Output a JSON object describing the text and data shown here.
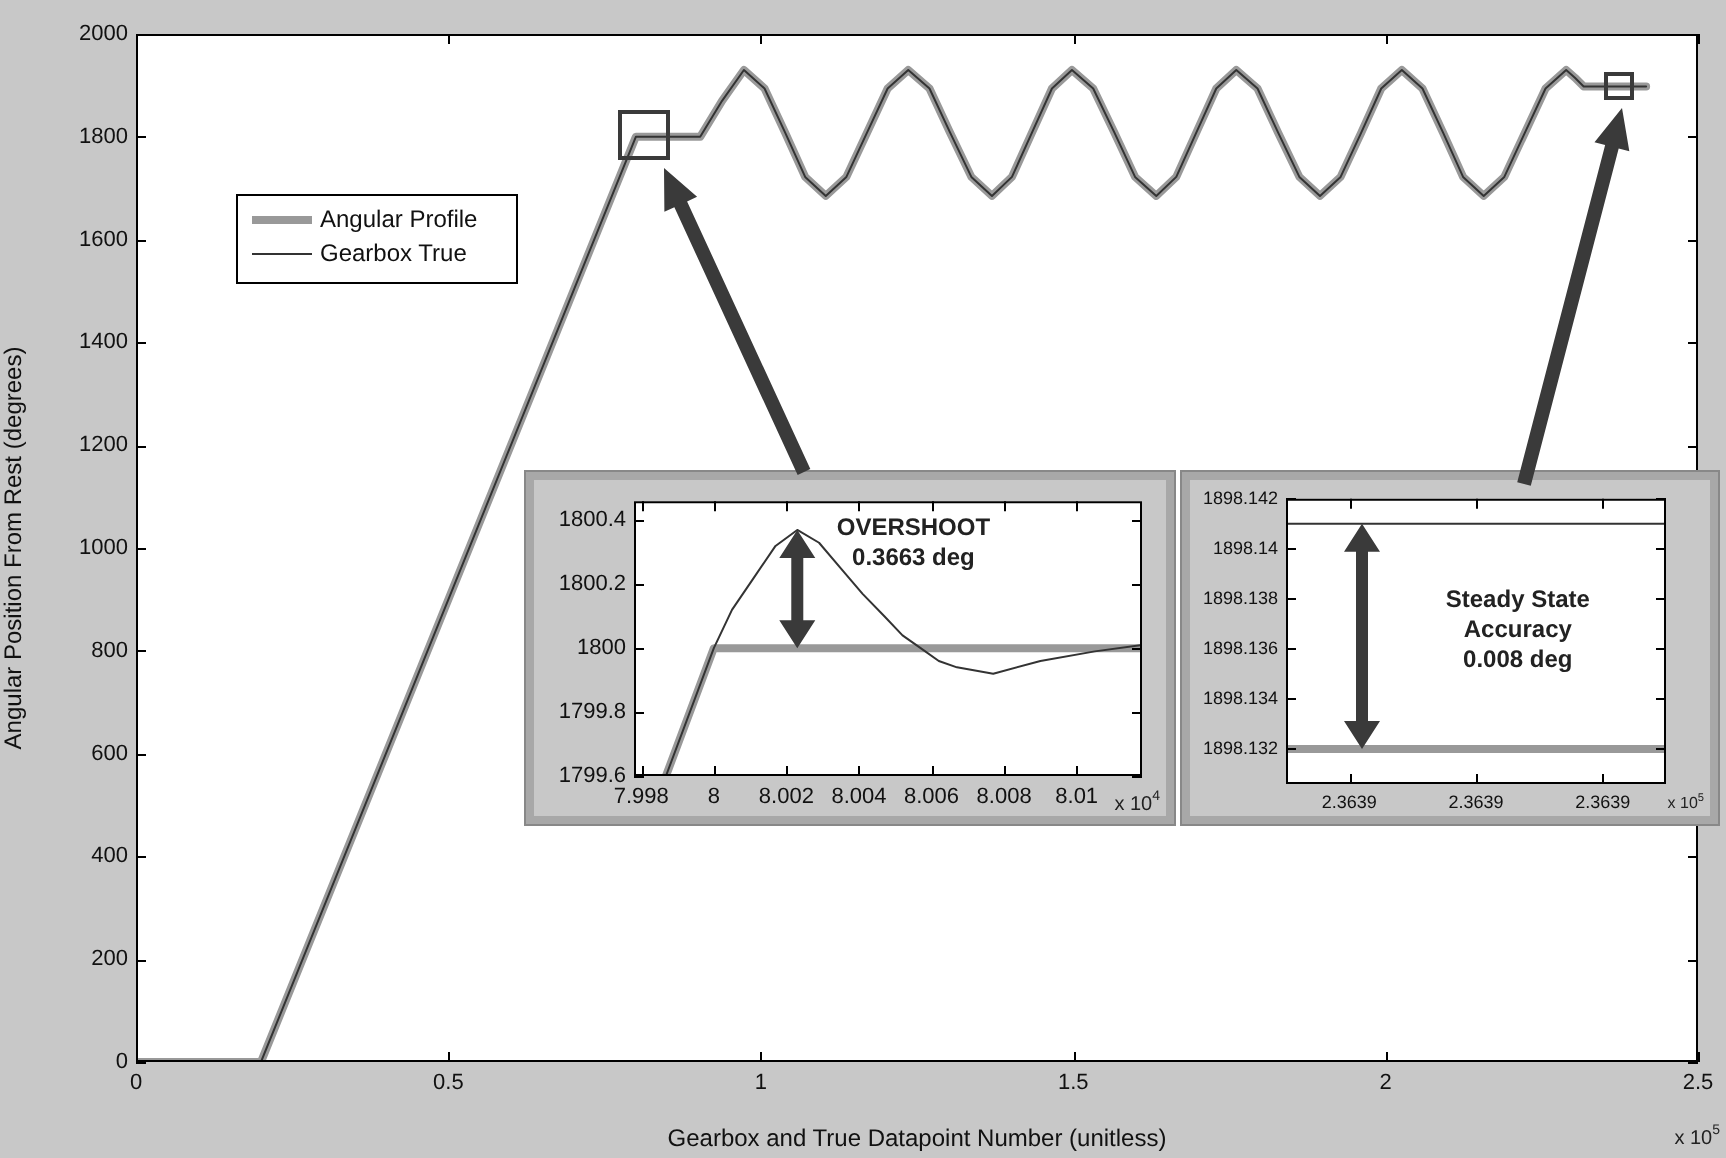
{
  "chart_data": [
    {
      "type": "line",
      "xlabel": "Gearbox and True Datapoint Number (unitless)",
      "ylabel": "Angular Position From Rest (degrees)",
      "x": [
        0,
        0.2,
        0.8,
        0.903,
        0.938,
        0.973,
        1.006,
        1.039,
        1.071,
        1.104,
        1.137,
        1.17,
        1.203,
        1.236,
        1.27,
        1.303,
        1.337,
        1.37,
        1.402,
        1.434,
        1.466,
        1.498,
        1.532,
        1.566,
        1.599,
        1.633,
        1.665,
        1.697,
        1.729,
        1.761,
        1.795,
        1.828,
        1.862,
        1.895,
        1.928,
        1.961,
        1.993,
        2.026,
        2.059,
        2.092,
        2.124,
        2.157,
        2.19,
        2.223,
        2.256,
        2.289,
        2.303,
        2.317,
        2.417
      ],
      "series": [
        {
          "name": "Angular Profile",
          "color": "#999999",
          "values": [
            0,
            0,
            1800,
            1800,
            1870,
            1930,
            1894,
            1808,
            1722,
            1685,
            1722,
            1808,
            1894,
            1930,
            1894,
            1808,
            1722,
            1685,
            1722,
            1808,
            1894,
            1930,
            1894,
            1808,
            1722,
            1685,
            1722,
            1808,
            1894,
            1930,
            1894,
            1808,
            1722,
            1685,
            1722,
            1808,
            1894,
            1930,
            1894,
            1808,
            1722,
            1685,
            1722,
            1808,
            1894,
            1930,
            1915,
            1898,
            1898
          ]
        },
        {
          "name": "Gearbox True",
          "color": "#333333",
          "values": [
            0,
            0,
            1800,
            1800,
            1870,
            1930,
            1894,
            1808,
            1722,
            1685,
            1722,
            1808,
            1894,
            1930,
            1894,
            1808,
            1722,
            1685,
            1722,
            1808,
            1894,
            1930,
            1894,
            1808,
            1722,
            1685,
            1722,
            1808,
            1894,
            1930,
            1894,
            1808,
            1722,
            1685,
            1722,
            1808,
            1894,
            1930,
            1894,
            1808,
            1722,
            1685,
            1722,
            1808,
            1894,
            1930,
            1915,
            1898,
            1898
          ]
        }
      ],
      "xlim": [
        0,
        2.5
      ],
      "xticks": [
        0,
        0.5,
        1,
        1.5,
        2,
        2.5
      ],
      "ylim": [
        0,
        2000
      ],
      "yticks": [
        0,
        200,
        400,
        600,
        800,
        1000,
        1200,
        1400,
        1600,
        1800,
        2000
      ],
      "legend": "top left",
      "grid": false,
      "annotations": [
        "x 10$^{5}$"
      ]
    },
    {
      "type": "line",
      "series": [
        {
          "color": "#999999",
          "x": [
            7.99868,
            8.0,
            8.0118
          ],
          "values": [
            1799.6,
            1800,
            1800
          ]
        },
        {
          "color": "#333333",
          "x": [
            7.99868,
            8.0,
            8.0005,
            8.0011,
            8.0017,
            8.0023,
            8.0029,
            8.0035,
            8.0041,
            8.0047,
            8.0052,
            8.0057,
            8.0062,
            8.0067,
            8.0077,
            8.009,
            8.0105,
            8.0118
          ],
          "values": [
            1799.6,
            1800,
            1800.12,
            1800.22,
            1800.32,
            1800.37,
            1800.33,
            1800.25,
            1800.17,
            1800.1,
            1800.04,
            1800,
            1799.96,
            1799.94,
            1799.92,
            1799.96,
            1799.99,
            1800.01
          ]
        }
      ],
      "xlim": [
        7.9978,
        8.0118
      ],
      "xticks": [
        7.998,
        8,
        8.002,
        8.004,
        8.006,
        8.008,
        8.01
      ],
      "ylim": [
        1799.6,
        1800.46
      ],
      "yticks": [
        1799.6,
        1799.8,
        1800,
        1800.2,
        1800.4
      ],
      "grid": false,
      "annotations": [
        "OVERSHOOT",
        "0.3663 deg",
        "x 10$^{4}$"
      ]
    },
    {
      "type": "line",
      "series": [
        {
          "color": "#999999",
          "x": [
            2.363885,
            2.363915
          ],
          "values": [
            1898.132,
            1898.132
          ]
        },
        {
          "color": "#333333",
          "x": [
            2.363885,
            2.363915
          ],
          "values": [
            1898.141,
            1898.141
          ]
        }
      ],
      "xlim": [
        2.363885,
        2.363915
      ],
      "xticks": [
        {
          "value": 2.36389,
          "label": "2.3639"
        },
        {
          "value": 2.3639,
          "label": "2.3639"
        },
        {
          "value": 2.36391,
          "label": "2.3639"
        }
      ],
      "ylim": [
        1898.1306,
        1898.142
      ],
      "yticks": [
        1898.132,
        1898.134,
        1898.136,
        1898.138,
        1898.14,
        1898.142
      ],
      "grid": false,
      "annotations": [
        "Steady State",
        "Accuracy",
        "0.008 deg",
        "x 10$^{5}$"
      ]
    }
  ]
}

# # # # #

- _Task objective_
Leave the pictures out and output the rest of the listing exactly.

- _Right answer_
Output a JSON object describing the text and data shown here.
{
  "chart_data": [
    {
      "type": "line",
      "xlabel": "Gearbox and True Datapoint Number (unitless)",
      "ylabel": "Angular Position From Rest (degrees)",
      "x": [
        0,
        0.2,
        0.8,
        0.903,
        0.938,
        0.973,
        1.006,
        1.039,
        1.071,
        1.104,
        1.137,
        1.17,
        1.203,
        1.236,
        1.27,
        1.303,
        1.337,
        1.37,
        1.402,
        1.434,
        1.466,
        1.498,
        1.532,
        1.566,
        1.599,
        1.633,
        1.665,
        1.697,
        1.729,
        1.761,
        1.795,
        1.828,
        1.862,
        1.895,
        1.928,
        1.961,
        1.993,
        2.026,
        2.059,
        2.092,
        2.124,
        2.157,
        2.19,
        2.223,
        2.256,
        2.289,
        2.303,
        2.317,
        2.417
      ],
      "series": [
        {
          "name": "Angular Profile",
          "color": "#999999",
          "values": [
            0,
            0,
            1800,
            1800,
            1870,
            1930,
            1894,
            1808,
            1722,
            1685,
            1722,
            1808,
            1894,
            1930,
            1894,
            1808,
            1722,
            1685,
            1722,
            1808,
            1894,
            1930,
            1894,
            1808,
            1722,
            1685,
            1722,
            1808,
            1894,
            1930,
            1894,
            1808,
            1722,
            1685,
            1722,
            1808,
            1894,
            1930,
            1894,
            1808,
            1722,
            1685,
            1722,
            1808,
            1894,
            1930,
            1915,
            1898,
            1898
          ]
        },
        {
          "name": "Gearbox True",
          "color": "#333333",
          "values": [
            0,
            0,
            1800,
            1800,
            1870,
            1930,
            1894,
            1808,
            1722,
            1685,
            1722,
            1808,
            1894,
            1930,
            1894,
            1808,
            1722,
            1685,
            1722,
            1808,
            1894,
            1930,
            1894,
            1808,
            1722,
            1685,
            1722,
            1808,
            1894,
            1930,
            1894,
            1808,
            1722,
            1685,
            1722,
            1808,
            1894,
            1930,
            1894,
            1808,
            1722,
            1685,
            1722,
            1808,
            1894,
            1930,
            1915,
            1898,
            1898
          ]
        }
      ],
      "xlim": [
        0,
        2.5
      ],
      "xticks": [
        0,
        0.5,
        1,
        1.5,
        2,
        2.5
      ],
      "ylim": [
        0,
        2000
      ],
      "yticks": [
        0,
        200,
        400,
        600,
        800,
        1000,
        1200,
        1400,
        1600,
        1800,
        2000
      ],
      "legend": "top left",
      "grid": false,
      "annotations": [
        "x 10$^{5}$"
      ]
    },
    {
      "type": "line",
      "series": [
        {
          "color": "#999999",
          "x": [
            7.99868,
            8.0,
            8.0118
          ],
          "values": [
            1799.6,
            1800,
            1800
          ]
        },
        {
          "color": "#333333",
          "x": [
            7.99868,
            8.0,
            8.0005,
            8.0011,
            8.0017,
            8.0023,
            8.0029,
            8.0035,
            8.0041,
            8.0047,
            8.0052,
            8.0057,
            8.0062,
            8.0067,
            8.0077,
            8.009,
            8.0105,
            8.0118
          ],
          "values": [
            1799.6,
            1800,
            1800.12,
            1800.22,
            1800.32,
            1800.37,
            1800.33,
            1800.25,
            1800.17,
            1800.1,
            1800.04,
            1800,
            1799.96,
            1799.94,
            1799.92,
            1799.96,
            1799.99,
            1800.01
          ]
        }
      ],
      "xlim": [
        7.9978,
        8.0118
      ],
      "xticks": [
        7.998,
        8,
        8.002,
        8.004,
        8.006,
        8.008,
        8.01
      ],
      "ylim": [
        1799.6,
        1800.46
      ],
      "yticks": [
        1799.6,
        1799.8,
        1800,
        1800.2,
        1800.4
      ],
      "grid": false,
      "annotations": [
        "OVERSHOOT",
        "0.3663 deg",
        "x 10$^{4}$"
      ]
    },
    {
      "type": "line",
      "series": [
        {
          "color": "#999999",
          "x": [
            2.363885,
            2.363915
          ],
          "values": [
            1898.132,
            1898.132
          ]
        },
        {
          "color": "#333333",
          "x": [
            2.363885,
            2.363915
          ],
          "values": [
            1898.141,
            1898.141
          ]
        }
      ],
      "xlim": [
        2.363885,
        2.363915
      ],
      "xticks": [
        {
          "value": 2.36389,
          "label": "2.3639"
        },
        {
          "value": 2.3639,
          "label": "2.3639"
        },
        {
          "value": 2.36391,
          "label": "2.3639"
        }
      ],
      "ylim": [
        1898.1306,
        1898.142
      ],
      "yticks": [
        1898.132,
        1898.134,
        1898.136,
        1898.138,
        1898.14,
        1898.142
      ],
      "grid": false,
      "annotations": [
        "Steady State",
        "Accuracy",
        "0.008 deg",
        "x 10$^{5}$"
      ]
    }
  ]
}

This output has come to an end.